**Data section**.
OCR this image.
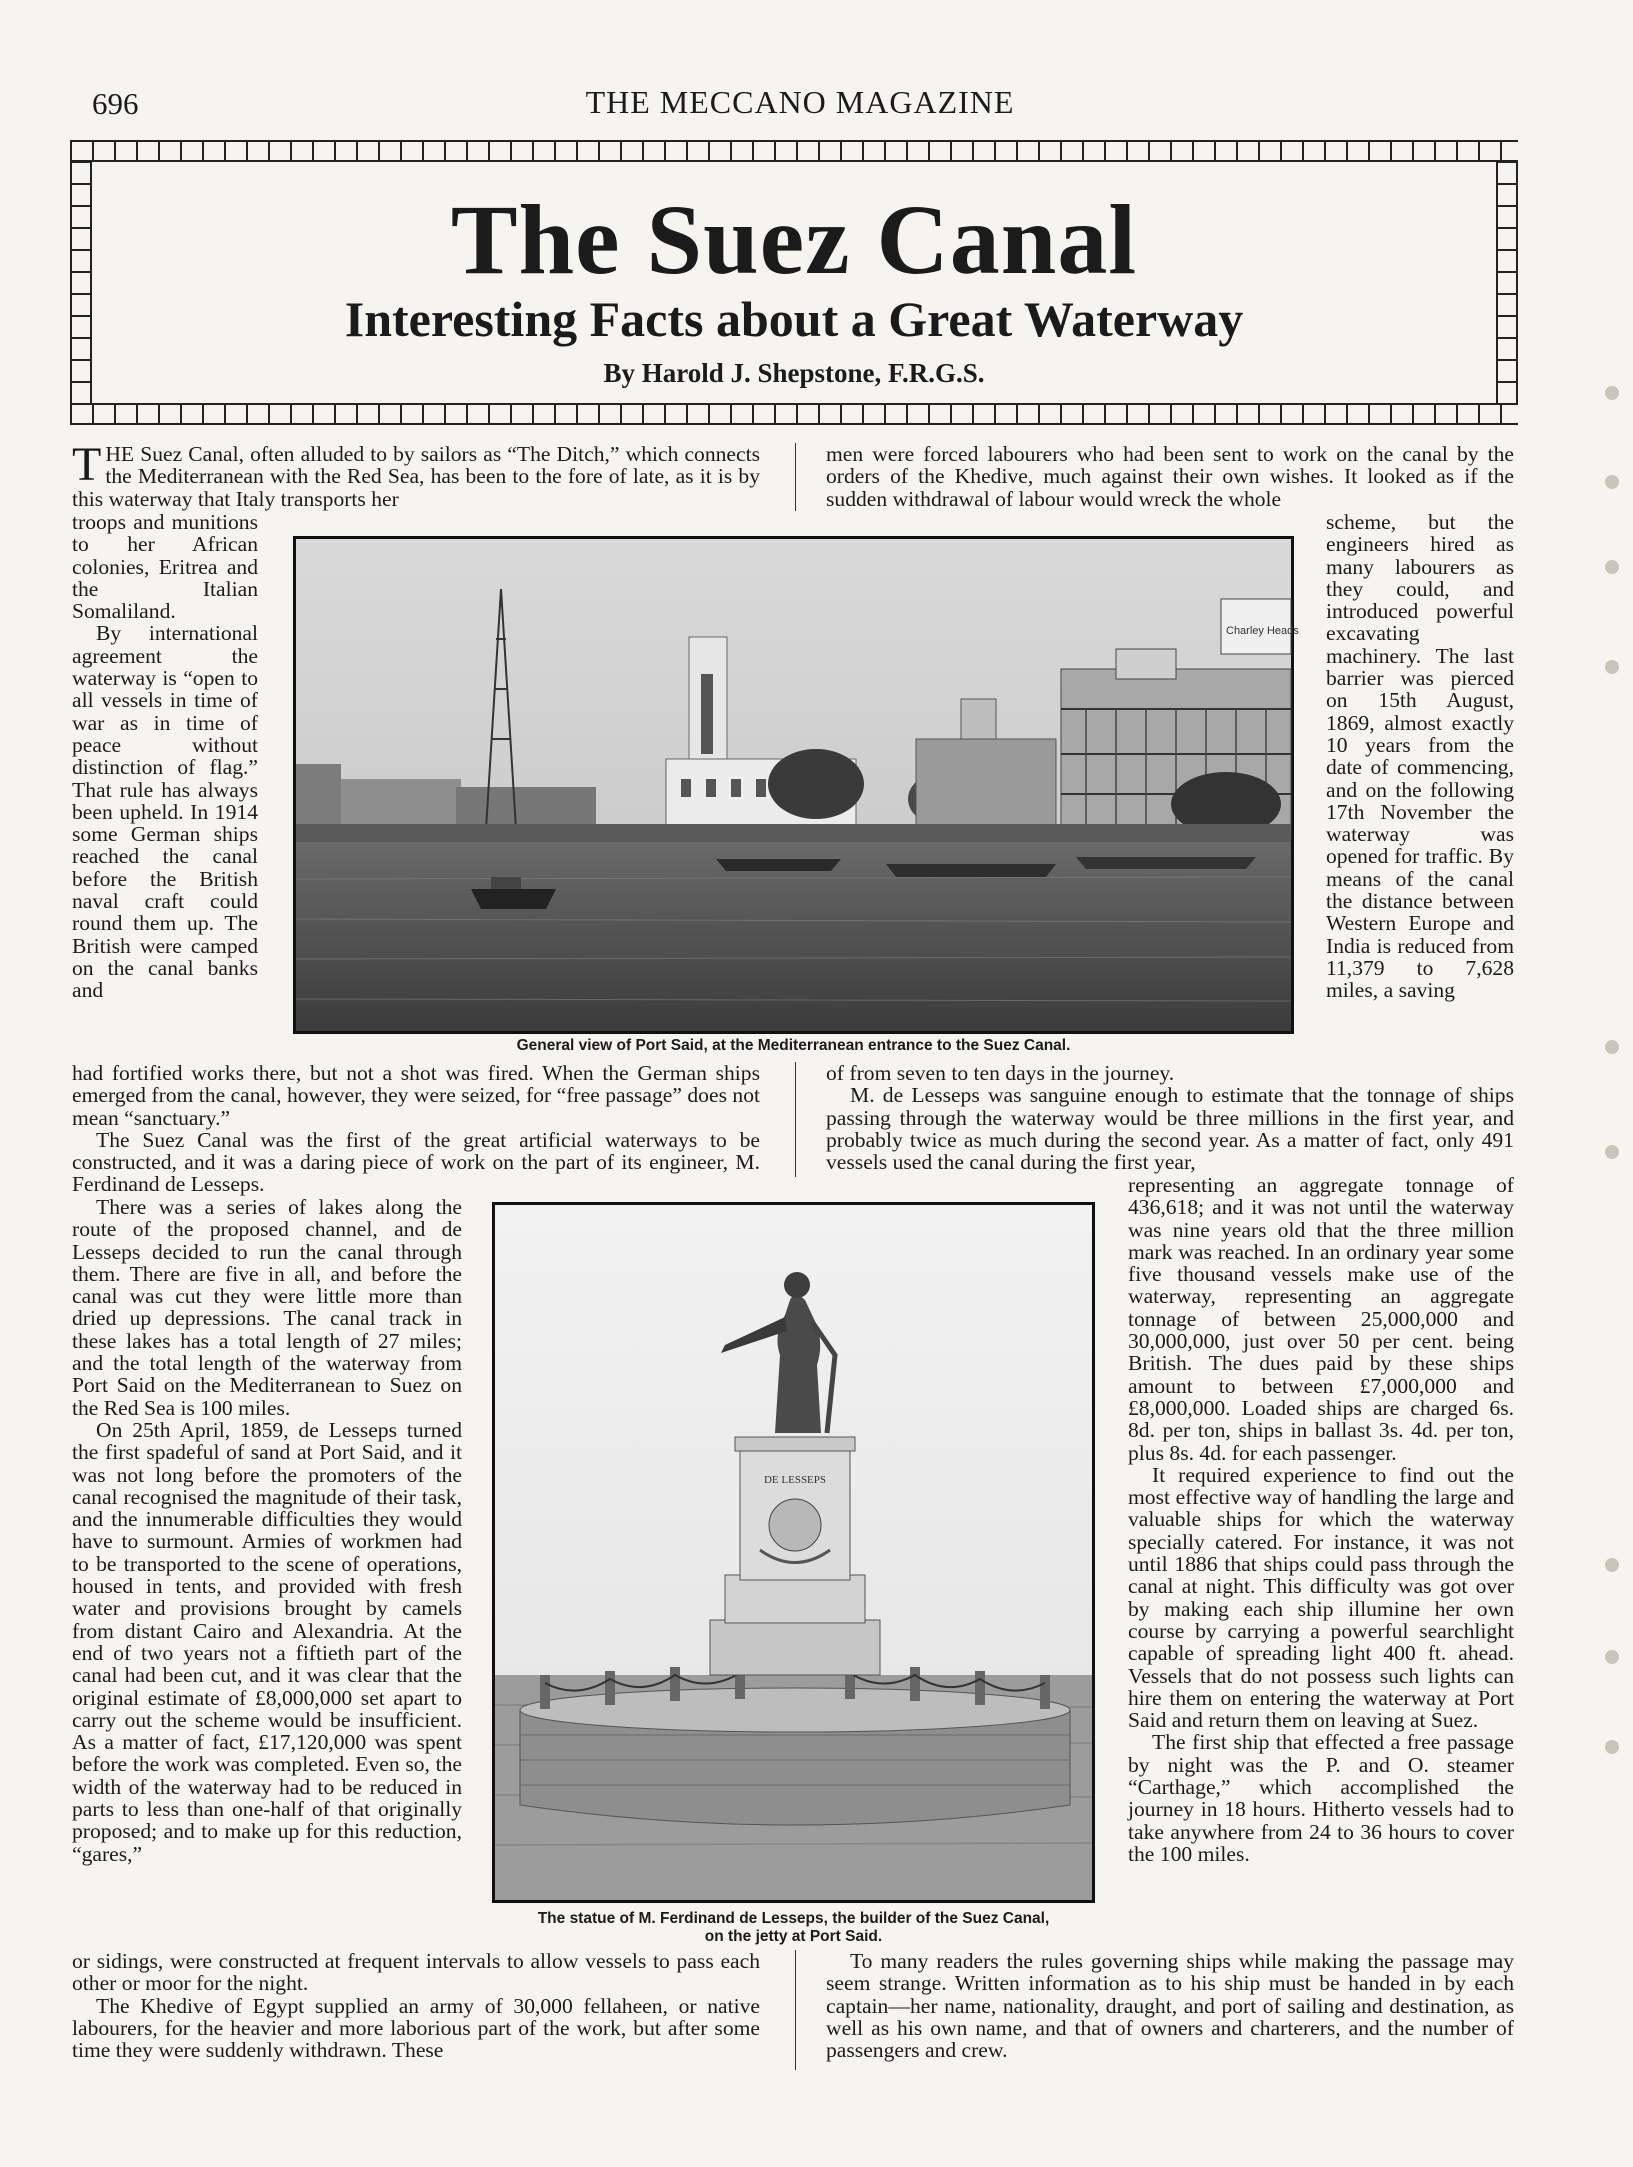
696	THE MECCANO MAGAZINE
The Suez Canal
Interesting Facts about a Great Waterway
By Harold J. Shepstone, F.R.G.S.

THE Suez Canal, often alluded to by sailors as “The Ditch,” which connects the Mediterranean with the Red Sea, has been to the fore of late, as it is by this waterway that Italy transports her

troops and munitions to her African colonies, Eritrea and the Italian Somaliland.

By international agreement the waterway is “open to all vessels in time of war as in time of peace without distinction of flag.” That rule has always been upheld. In 1914 some German ships reached the canal before the British naval craft could round them up. The British were camped on the canal banks and

men were forced labourers who had been sent to work on the canal by the orders of the Khedive, much against their own wishes. It looked as if the sudden withdrawal of labour would wreck the whole

scheme, but the engineers hired as many labourers as they could, and introduced powerful excavating machinery. The last barrier was pierced on 15th August, 1869, almost exactly 10 years from the date of commencing, and on the following 17th November the waterway was opened for traffic. By means of the canal the distance between Western Europe and India is reduced from 11,379 to 7,628 miles, a saving

Charley Heads
General view of Port Said, at the Mediterranean entrance to the Suez Canal.

had fortified works there, but not a shot was fired. When the German ships emerged from the canal, however, they were seized, for “free passage” does not mean “sanctuary.”

The Suez Canal was the first of the great artificial waterways to be constructed, and it was a daring piece of work on the part of its engineer, M. Ferdinand de Lesseps.

of from seven to ten days in the journey.

M. de Lesseps was sanguine enough to estimate that the tonnage of ships passing through the waterway would be three millions in the first year, and probably twice as much during the second year. As a matter of fact, only 491 vessels used the canal during the first year,

There was a series of lakes along the route of the proposed channel, and de Lesseps decided to run the canal through them. There are five in all, and before the canal was cut they were little more than dried up depressions. The canal track in these lakes has a total length of 27 miles; and the total length of the waterway from Port Said on the Mediterranean to Suez on the Red Sea is 100 miles.

On 25th April, 1859, de Lesseps turned the first spadeful of sand at Port Said, and it was not long before the promoters of the canal recognised the magnitude of their task, and the innumerable difficulties they would have to surmount. Armies of workmen had to be transported to the scene of operations, housed in tents, and provided with fresh water and provisions brought by camels from distant Cairo and Alexandria. At the end of two years not a fiftieth part of the canal had been cut, and it was clear that the original estimate of £8,000,000 set apart to carry out the scheme would be insufficient. As a matter of fact, £17,120,000 was spent before the work was completed. Even so, the width of the waterway had to be reduced in parts to less than one-half of that originally proposed; and to make up for this reduction, “gares,”

representing an aggregate tonnage of 436,618; and it was not until the waterway was nine years old that the three million mark was reached. In an ordinary year some five thousand vessels make use of the waterway, representing an aggregate tonnage of between 25,000,000 and 30,000,000, just over 50 per cent. being British. The dues paid by these ships amount to between £7,000,000 and £8,000,000. Loaded ships are charged 6s. 8d. per ton, ships in ballast 3s. 4d. per ton, plus 8s. 4d. for each passenger.

It required experience to find out the most effective way of handling the large and valuable ships for which the waterway specially catered. For instance, it was not until 1886 that ships could pass through the canal at night. This difficulty was got over by making each ship illumine her own course by carrying a powerful searchlight capable of spreading light 400 ft. ahead. Vessels that do not possess such lights can hire them on entering the waterway at Port Said and return them on leaving at Suez.

The first ship that effected a free passage by night was the P. and O. steamer “Carthage,” which accomplished the journey in 18 hours. Hitherto vessels had to take anywhere from 24 to 36 hours to cover the 100 miles.

DE LESSEPS
The statue of M. Ferdinand de Lesseps, the builder of the Suez Canal,
on the jetty at Port Said.

or sidings, were constructed at frequent intervals to allow vessels to pass each other or moor for the night.

The Khedive of Egypt supplied an army of 30,000 fellaheen, or native labourers, for the heavier and more laborious part of the work, but after some time they were suddenly withdrawn. These

To many readers the rules governing ships while making the passage may seem strange. Written information as to his ship must be handed in by each captain—her name, nationality, draught, and port of sailing and destination, as well as his own name, and that of owners and charterers, and the number of passengers and crew.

**Your goal**.
Copy each line in full and exactly, omitting any picture.

**Problem solution**.
OCR this image.
696	THE MECCANO MAGAZINE
The Suez Canal
Interesting Facts about a Great Waterway
By Harold J. Shepstone, F.R.G.S.

THE Suez Canal, often alluded to by sailors as “The Ditch,” which connects the Mediterranean with the Red Sea, has been to the fore of late, as it is by this waterway that Italy transports her

troops and munitions to her African colonies, Eritrea and the Italian Somaliland.

By international agreement the waterway is “open to all vessels in time of war as in time of peace without distinction of flag.” That rule has always been upheld. In 1914 some German ships reached the canal before the British naval craft could round them up. The British were camped on the canal banks and

men were forced labourers who had been sent to work on the canal by the orders of the Khedive, much against their own wishes. It looked as if the sudden withdrawal of labour would wreck the whole

scheme, but the engineers hired as many labourers as they could, and introduced powerful excavating machinery. The last barrier was pierced on 15th August, 1869, almost exactly 10 years from the date of commencing, and on the following 17th November the waterway was opened for traffic. By means of the canal the distance between Western Europe and India is reduced from 11,379 to 7,628 miles, a saving

Charley Heads
General view of Port Said, at the Mediterranean entrance to the Suez Canal.

had fortified works there, but not a shot was fired. When the German ships emerged from the canal, however, they were seized, for “free passage” does not mean “sanctuary.”

The Suez Canal was the first of the great artificial waterways to be constructed, and it was a daring piece of work on the part of its engineer, M. Ferdinand de Lesseps.

of from seven to ten days in the journey.

M. de Lesseps was sanguine enough to estimate that the tonnage of ships passing through the waterway would be three millions in the first year, and probably twice as much during the second year. As a matter of fact, only 491 vessels used the canal during the first year,

There was a series of lakes along the route of the proposed channel, and de Lesseps decided to run the canal through them. There are five in all, and before the canal was cut they were little more than dried up depressions. The canal track in these lakes has a total length of 27 miles; and the total length of the waterway from Port Said on the Mediterranean to Suez on the Red Sea is 100 miles.

On 25th April, 1859, de Lesseps turned the first spadeful of sand at Port Said, and it was not long before the promoters of the canal recognised the magnitude of their task, and the innumerable difficulties they would have to surmount. Armies of workmen had to be transported to the scene of operations, housed in tents, and provided with fresh water and provisions brought by camels from distant Cairo and Alexandria. At the end of two years not a fiftieth part of the canal had been cut, and it was clear that the original estimate of £8,000,000 set apart to carry out the scheme would be insufficient. As a matter of fact, £17,120,000 was spent before the work was completed. Even so, the width of the waterway had to be reduced in parts to less than one-half of that originally proposed; and to make up for this reduction, “gares,”

representing an aggregate tonnage of 436,618; and it was not until the waterway was nine years old that the three million mark was reached. In an ordinary year some five thousand vessels make use of the waterway, representing an aggregate tonnage of between 25,000,000 and 30,000,000, just over 50 per cent. being British. The dues paid by these ships amount to between £7,000,000 and £8,000,000. Loaded ships are charged 6s. 8d. per ton, ships in ballast 3s. 4d. per ton, plus 8s. 4d. for each passenger.

It required experience to find out the most effective way of handling the large and valuable ships for which the waterway specially catered. For instance, it was not until 1886 that ships could pass through the canal at night. This difficulty was got over by making each ship illumine her own course by carrying a powerful searchlight capable of spreading light 400 ft. ahead. Vessels that do not possess such lights can hire them on entering the waterway at Port Said and return them on leaving at Suez.

The first ship that effected a free passage by night was the P. and O. steamer “Carthage,” which accomplished the journey in 18 hours. Hitherto vessels had to take anywhere from 24 to 36 hours to cover the 100 miles.

DE LESSEPS
The statue of M. Ferdinand de Lesseps, the builder of the Suez Canal,
on the jetty at Port Said.

or sidings, were constructed at frequent intervals to allow vessels to pass each other or moor for the night.

The Khedive of Egypt supplied an army of 30,000 fellaheen, or native labourers, for the heavier and more laborious part of the work, but after some time they were suddenly withdrawn. These

To many readers the rules governing ships while making the passage may seem strange. Written information as to his ship must be handed in by each captain—her name, nationality, draught, and port of sailing and destination, as well as his own name, and that of owners and charterers, and the number of passengers and crew.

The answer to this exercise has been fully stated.